• **WHAT TO DO**
Transcribe the records below verbatim, from the first line up to and including the line containing "arrow-cr-vi <box>388 303 484 321</box>".

• **INPUT ROWS**
-*-

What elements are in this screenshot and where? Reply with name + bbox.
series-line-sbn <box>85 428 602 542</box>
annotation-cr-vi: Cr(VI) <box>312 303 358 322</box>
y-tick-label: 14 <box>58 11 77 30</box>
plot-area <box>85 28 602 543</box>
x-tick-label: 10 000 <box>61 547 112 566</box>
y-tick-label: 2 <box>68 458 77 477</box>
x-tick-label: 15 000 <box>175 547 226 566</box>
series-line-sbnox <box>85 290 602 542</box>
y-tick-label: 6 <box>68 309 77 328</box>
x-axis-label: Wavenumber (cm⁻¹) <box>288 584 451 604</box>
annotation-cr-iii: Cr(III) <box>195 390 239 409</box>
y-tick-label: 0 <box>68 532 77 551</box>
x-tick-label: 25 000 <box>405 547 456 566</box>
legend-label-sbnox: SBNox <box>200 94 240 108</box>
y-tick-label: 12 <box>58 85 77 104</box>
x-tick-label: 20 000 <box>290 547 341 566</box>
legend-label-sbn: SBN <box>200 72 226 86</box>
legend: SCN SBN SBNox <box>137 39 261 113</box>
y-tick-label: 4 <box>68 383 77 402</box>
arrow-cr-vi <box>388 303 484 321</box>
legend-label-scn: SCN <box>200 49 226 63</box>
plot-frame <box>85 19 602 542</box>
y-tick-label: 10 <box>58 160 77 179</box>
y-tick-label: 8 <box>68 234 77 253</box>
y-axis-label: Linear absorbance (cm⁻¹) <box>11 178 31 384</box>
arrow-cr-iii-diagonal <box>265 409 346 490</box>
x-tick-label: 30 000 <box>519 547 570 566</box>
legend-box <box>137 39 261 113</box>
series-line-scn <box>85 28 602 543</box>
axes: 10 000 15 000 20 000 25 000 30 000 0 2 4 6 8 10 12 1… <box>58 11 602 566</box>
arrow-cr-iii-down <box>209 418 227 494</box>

-*-

• **FINISHED EXERCISE**
What elements are in this screenshot and where? Reply with name + bbox.
series-line-sbn <box>85 428 602 542</box>
annotation-cr-vi: Cr(VI) <box>312 303 358 322</box>
y-tick-label: 14 <box>58 11 77 30</box>
plot-area <box>85 28 602 543</box>
x-tick-label: 10 000 <box>61 547 112 566</box>
y-tick-label: 2 <box>68 458 77 477</box>
x-tick-label: 15 000 <box>175 547 226 566</box>
series-line-sbnox <box>85 290 602 542</box>
y-tick-label: 6 <box>68 309 77 328</box>
x-axis-label: Wavenumber (cm⁻¹) <box>288 584 451 604</box>
annotation-cr-iii: Cr(III) <box>195 390 239 409</box>
y-tick-label: 0 <box>68 532 77 551</box>
x-tick-label: 25 000 <box>405 547 456 566</box>
legend-label-sbnox: SBNox <box>200 94 240 108</box>
y-tick-label: 12 <box>58 85 77 104</box>
x-tick-label: 20 000 <box>290 547 341 566</box>
legend-label-sbn: SBN <box>200 72 226 86</box>
legend: SCN SBN SBNox <box>137 39 261 113</box>
y-tick-label: 4 <box>68 383 77 402</box>
arrow-cr-vi <box>388 303 484 321</box>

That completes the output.